Give the data again, word for word.

--- Material provided ---
********************

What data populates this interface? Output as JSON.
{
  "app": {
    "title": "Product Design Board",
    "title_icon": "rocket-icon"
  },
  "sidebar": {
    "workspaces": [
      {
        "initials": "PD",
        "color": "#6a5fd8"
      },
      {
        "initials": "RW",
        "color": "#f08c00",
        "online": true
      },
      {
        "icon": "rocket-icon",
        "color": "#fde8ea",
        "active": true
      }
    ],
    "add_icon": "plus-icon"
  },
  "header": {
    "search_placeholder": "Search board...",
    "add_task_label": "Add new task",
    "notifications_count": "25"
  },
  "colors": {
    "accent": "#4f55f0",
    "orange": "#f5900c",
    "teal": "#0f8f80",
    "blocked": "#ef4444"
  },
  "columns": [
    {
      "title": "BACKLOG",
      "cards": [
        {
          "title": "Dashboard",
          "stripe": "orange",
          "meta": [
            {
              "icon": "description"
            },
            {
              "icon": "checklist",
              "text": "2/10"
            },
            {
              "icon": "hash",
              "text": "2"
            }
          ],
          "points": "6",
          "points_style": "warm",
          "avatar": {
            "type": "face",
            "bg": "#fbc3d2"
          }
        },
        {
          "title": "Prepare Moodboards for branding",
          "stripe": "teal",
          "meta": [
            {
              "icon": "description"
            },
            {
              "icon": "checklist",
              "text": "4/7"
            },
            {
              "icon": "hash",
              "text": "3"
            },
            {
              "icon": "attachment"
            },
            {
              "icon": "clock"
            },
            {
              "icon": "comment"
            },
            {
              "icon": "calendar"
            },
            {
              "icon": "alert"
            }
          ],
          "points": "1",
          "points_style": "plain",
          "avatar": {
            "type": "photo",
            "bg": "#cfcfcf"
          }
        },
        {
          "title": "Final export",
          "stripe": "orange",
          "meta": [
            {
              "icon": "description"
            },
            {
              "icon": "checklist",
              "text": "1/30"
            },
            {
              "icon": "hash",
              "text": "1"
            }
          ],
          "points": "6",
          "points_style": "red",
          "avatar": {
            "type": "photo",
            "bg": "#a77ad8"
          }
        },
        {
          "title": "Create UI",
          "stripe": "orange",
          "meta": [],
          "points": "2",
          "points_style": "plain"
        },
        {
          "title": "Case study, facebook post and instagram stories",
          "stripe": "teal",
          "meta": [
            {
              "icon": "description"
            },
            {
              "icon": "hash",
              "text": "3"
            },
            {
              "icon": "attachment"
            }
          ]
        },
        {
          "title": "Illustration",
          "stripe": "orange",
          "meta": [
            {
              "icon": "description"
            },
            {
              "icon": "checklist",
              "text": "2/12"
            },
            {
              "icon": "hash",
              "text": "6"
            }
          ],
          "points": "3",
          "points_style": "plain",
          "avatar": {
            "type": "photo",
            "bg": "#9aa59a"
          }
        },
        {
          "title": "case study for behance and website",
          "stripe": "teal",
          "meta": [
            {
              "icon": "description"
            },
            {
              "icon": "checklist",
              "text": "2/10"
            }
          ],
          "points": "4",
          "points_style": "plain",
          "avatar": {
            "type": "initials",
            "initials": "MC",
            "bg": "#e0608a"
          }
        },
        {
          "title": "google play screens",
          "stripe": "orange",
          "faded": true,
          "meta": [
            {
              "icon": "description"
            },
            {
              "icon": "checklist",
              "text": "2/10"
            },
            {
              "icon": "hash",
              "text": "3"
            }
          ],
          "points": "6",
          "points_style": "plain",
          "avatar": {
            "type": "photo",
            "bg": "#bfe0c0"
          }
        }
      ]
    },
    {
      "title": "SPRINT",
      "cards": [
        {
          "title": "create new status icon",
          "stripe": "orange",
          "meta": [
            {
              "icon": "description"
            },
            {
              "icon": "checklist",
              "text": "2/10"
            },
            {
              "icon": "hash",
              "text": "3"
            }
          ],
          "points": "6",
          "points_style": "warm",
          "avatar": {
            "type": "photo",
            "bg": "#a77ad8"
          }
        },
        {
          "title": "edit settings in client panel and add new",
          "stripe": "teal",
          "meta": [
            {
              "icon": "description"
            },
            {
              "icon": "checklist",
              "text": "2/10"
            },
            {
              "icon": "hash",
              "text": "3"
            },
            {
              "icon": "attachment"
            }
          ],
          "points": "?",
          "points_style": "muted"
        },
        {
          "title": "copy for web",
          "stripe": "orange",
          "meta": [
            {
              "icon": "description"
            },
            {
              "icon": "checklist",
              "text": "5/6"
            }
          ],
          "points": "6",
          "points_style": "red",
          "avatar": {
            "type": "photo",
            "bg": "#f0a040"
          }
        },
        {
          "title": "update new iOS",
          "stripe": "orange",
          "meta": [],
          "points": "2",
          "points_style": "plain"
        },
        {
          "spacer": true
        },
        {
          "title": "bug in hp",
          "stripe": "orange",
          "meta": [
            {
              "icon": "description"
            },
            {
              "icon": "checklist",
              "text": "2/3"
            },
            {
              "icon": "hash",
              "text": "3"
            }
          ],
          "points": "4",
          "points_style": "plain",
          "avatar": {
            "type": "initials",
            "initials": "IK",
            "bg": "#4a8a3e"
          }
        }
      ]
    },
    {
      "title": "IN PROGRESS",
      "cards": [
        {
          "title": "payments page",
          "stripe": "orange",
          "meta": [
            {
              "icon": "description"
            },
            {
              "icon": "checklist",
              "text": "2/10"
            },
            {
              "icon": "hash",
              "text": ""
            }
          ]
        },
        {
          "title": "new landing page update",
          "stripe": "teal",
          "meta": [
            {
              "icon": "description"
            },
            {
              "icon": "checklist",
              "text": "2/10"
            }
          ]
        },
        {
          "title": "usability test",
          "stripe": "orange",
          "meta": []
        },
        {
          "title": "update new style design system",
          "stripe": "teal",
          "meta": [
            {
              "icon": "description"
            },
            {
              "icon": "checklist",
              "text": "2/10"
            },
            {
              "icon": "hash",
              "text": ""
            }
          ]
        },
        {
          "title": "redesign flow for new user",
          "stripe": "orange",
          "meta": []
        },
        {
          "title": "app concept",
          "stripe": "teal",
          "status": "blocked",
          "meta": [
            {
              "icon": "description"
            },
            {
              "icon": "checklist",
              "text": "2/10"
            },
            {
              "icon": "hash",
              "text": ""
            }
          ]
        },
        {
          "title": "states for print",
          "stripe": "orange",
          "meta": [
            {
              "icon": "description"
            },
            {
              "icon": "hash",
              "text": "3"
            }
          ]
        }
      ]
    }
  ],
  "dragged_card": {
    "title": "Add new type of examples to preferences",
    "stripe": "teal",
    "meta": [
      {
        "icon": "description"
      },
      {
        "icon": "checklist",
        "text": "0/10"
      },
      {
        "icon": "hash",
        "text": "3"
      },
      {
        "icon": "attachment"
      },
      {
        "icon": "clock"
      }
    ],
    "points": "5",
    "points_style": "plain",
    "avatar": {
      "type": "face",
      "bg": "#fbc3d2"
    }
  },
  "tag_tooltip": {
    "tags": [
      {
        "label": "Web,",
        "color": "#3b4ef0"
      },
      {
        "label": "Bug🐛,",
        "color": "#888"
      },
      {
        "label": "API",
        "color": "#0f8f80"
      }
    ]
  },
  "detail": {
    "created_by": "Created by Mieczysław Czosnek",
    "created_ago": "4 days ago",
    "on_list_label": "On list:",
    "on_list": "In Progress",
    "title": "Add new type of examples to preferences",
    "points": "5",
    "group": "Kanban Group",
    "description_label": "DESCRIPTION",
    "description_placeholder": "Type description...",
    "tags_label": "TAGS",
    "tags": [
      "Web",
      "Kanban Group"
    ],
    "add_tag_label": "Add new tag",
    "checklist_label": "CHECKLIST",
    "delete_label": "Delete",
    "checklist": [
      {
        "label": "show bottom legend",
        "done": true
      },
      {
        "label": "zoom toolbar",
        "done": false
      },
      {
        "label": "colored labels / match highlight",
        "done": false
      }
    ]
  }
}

********************

--- Problem solution ---
What data populates this interface? Output as JSON.
{
  "app": {
    "title": "Product Design Board",
    "title_icon": "rocket-icon"
  },
  "sidebar": {
    "workspaces": [
      {
        "initials": "PD",
        "color": "#6a5fd8"
      },
      {
        "initials": "RW",
        "color": "#f08c00",
        "online": true
      },
      {
        "icon": "rocket-icon",
        "color": "#fde8ea",
        "active": true
      }
    ],
    "add_icon": "plus-icon"
  },
  "header": {
    "search_placeholder": "Search board...",
    "add_task_label": "Add new task",
    "notifications_count": "25"
  },
  "colors": {
    "accent": "#4f55f0",
    "orange": "#f5900c",
    "teal": "#0f8f80",
    "blocked": "#ef4444"
  },
  "columns": [
    {
      "title": "BACKLOG",
      "cards": [
        {
          "title": "Dashboard",
          "stripe": "orange",
          "meta": [
            {
              "icon": "description"
            },
            {
              "icon": "checklist",
              "text": "2/10"
            },
            {
              "icon": "hash",
              "text": "2"
            }
          ],
          "points": "6",
          "points_style": "warm",
          "avatar": {
            "type": "face",
            "bg": "#fbc3d2"
          }
        },
        {
          "title": "Prepare Moodboards for branding",
          "stripe": "teal",
          "meta": [
            {
              "icon": "description"
            },
            {
              "icon": "checklist",
              "text": "4/7"
            },
            {
              "icon": "hash",
              "text": "3"
            },
            {
              "icon": "attachment"
            },
            {
              "icon": "clock"
            },
            {
              "icon": "comment"
            },
            {
              "icon": "calendar"
            },
            {
              "icon": "alert"
            }
          ],
          "points": "1",
          "points_style": "plain",
          "avatar": {
            "type": "photo",
            "bg": "#cfcfcf"
          }
        },
        {
          "title": "Final export",
          "stripe": "orange",
          "meta": [
            {
              "icon": "description"
            },
            {
              "icon": "checklist",
              "text": "1/30"
            },
            {
              "icon": "hash",
              "text": "1"
            }
          ],
          "points": "6",
          "points_style": "red",
          "avatar": {
            "type": "photo",
            "bg": "#a77ad8"
          }
        },
        {
          "title": "Create UI",
          "stripe": "orange",
          "meta": [],
          "points": "2",
          "points_style": "plain"
        },
        {
          "title": "Case study, facebook post and instagram stories",
          "stripe": "teal",
          "meta": [
            {
              "icon": "description"
            },
            {
              "icon": "hash",
              "text": "3"
            },
            {
              "icon": "attachment"
            }
          ]
        },
        {
          "title": "Illustration",
          "stripe": "orange",
          "meta": [
            {
              "icon": "description"
            },
            {
              "icon": "checklist",
              "text": "2/12"
            },
            {
              "icon": "hash",
              "text": "6"
            }
          ],
          "points": "3",
          "points_style": "plain",
          "avatar": {
            "type": "photo",
            "bg": "#9aa59a"
          }
        },
        {
          "title": "case study for behance and website",
          "stripe": "teal",
          "meta": [
            {
              "icon": "description"
            },
            {
              "icon": "checklist",
              "text": "2/10"
            }
          ],
          "points": "4",
          "points_style": "plain",
          "avatar": {
            "type": "initials",
            "initials": "MC",
            "bg": "#e0608a"
          }
        },
        {
          "title": "google play screens",
          "stripe": "orange",
          "faded": true,
          "meta": [
            {
              "icon": "description"
            },
            {
              "icon": "checklist",
              "text": "2/10"
            },
            {
              "icon": "hash",
              "text": "3"
            }
          ],
          "points": "6",
          "points_style": "plain",
          "avatar": {
            "type": "photo",
            "bg": "#bfe0c0"
          }
        }
      ]
    },
    {
      "title": "SPRINT",
      "cards": [
        {
          "title": "create new status icon",
          "stripe": "orange",
          "meta": [
            {
              "icon": "description"
            },
            {
              "icon": "checklist",
              "text": "2/10"
            },
            {
              "icon": "hash",
              "text": "3"
            }
          ],
          "points": "6",
          "points_style": "warm",
          "avatar": {
            "type": "photo",
            "bg": "#a77ad8"
          }
        },
        {
          "title": "edit settings in client panel and add new",
          "stripe": "teal",
          "meta": [
            {
              "icon": "description"
            },
            {
              "icon": "checklist",
              "text": "2/10"
            },
            {
              "icon": "hash",
              "text": "3"
            },
            {
              "icon": "attachment"
            }
          ],
          "points": "?",
          "points_style": "muted"
        },
        {
          "title": "copy for web",
          "stripe": "orange",
          "meta": [
            {
              "icon": "description"
            },
            {
              "icon": "checklist",
              "text": "5/6"
            }
          ],
          "points": "6",
          "points_style": "red",
          "avatar": {
            "type": "photo",
            "bg": "#f0a040"
          }
        },
        {
          "title": "update new iOS",
          "stripe": "orange",
          "meta": [],
          "points": "2",
          "points_style": "plain"
        },
        {
          "spacer": true
        },
        {
          "title": "bug in hp",
          "stripe": "orange",
          "meta": [
            {
              "icon": "description"
            },
            {
              "icon": "checklist",
              "text": "2/3"
            },
            {
              "icon": "hash",
              "text": "3"
            }
          ],
          "points": "4",
          "points_style": "plain",
          "avatar": {
            "type": "initials",
            "initials": "IK",
            "bg": "#4a8a3e"
          }
        }
      ]
    },
    {
      "title": "IN PROGRESS",
      "cards": [
        {
          "title": "payments page",
          "stripe": "orange",
          "meta": [
            {
              "icon": "description"
            },
            {
              "icon": "checklist",
              "text": "2/10"
            },
            {
              "icon": "hash",
              "text": ""
            }
          ]
        },
        {
          "title": "new landing page update",
          "stripe": "teal",
          "meta": [
            {
              "icon": "description"
            },
            {
              "icon": "checklist",
              "text": "2/10"
            }
          ]
        },
        {
          "title": "usability test",
          "stripe": "orange",
          "meta": []
        },
        {
          "title": "update new style design system",
          "stripe": "teal",
          "meta": [
            {
              "icon": "description"
            },
            {
              "icon": "checklist",
              "text": "2/10"
            },
            {
              "icon": "hash",
              "text": ""
            }
          ]
        },
        {
          "title": "redesign flow for new user",
          "stripe": "orange",
          "meta": []
        },
        {
          "title": "app concept",
          "stripe": "teal",
          "status": "blocked",
          "meta": [
            {
              "icon": "description"
            },
            {
              "icon": "checklist",
              "text": "2/10"
            },
            {
              "icon": "hash",
              "text": ""
            }
          ]
        },
        {
          "title": "states for print",
          "stripe": "orange",
          "meta": [
            {
              "icon": "description"
            },
            {
              "icon": "hash",
              "text": "3"
            }
          ]
        }
      ]
    }
  ],
  "dragged_card": {
    "title": "Add new type of examples to preferences",
    "stripe": "teal",
    "meta": [
      {
        "icon": "description"
      },
      {
        "icon": "checklist",
        "text": "0/10"
      },
      {
        "icon": "hash",
        "text": "3"
      },
      {
        "icon": "attachment"
      },
      {
        "icon": "clock"
      }
    ],
    "points": "5",
    "points_style": "plain",
    "avatar": {
      "type": "face",
      "bg": "#fbc3d2"
    }
  },
  "tag_tooltip": {
    "tags": [
      {
        "label": "Web,",
        "color": "#3b4ef0"
      },
      {
        "label": "Bug🐛,",
        "color": "#888"
      },
      {
        "label": "API",
        "color": "#0f8f80"
      }
    ]
  },
  "detail": {
    "created_by": "Created by Mieczysław Czosnek",
    "created_ago": "4 days ago",
    "on_list_label": "On list:",
    "on_list": "In Progress",
    "title": "Add new type of examples to preferences",
    "points": "5",
    "group": "Kanban Group",
    "description_label": "DESCRIPTION",
    "description_placeholder": "Type description...",
    "tags_label": "TAGS",
    "tags": [
      "Web",
      "Kanban Group"
    ],
    "add_tag_label": "Add new tag",
    "checklist_label": "CHECKLIST",
    "delete_label": "Delete",
    "checklist": [
      {
        "label": "show bottom legend",
        "done": true
      },
      {
        "label": "zoom toolbar",
        "done": false
      },
      {
        "label": "colored labels / match highlight",
        "done": false
      }
    ]
  }
}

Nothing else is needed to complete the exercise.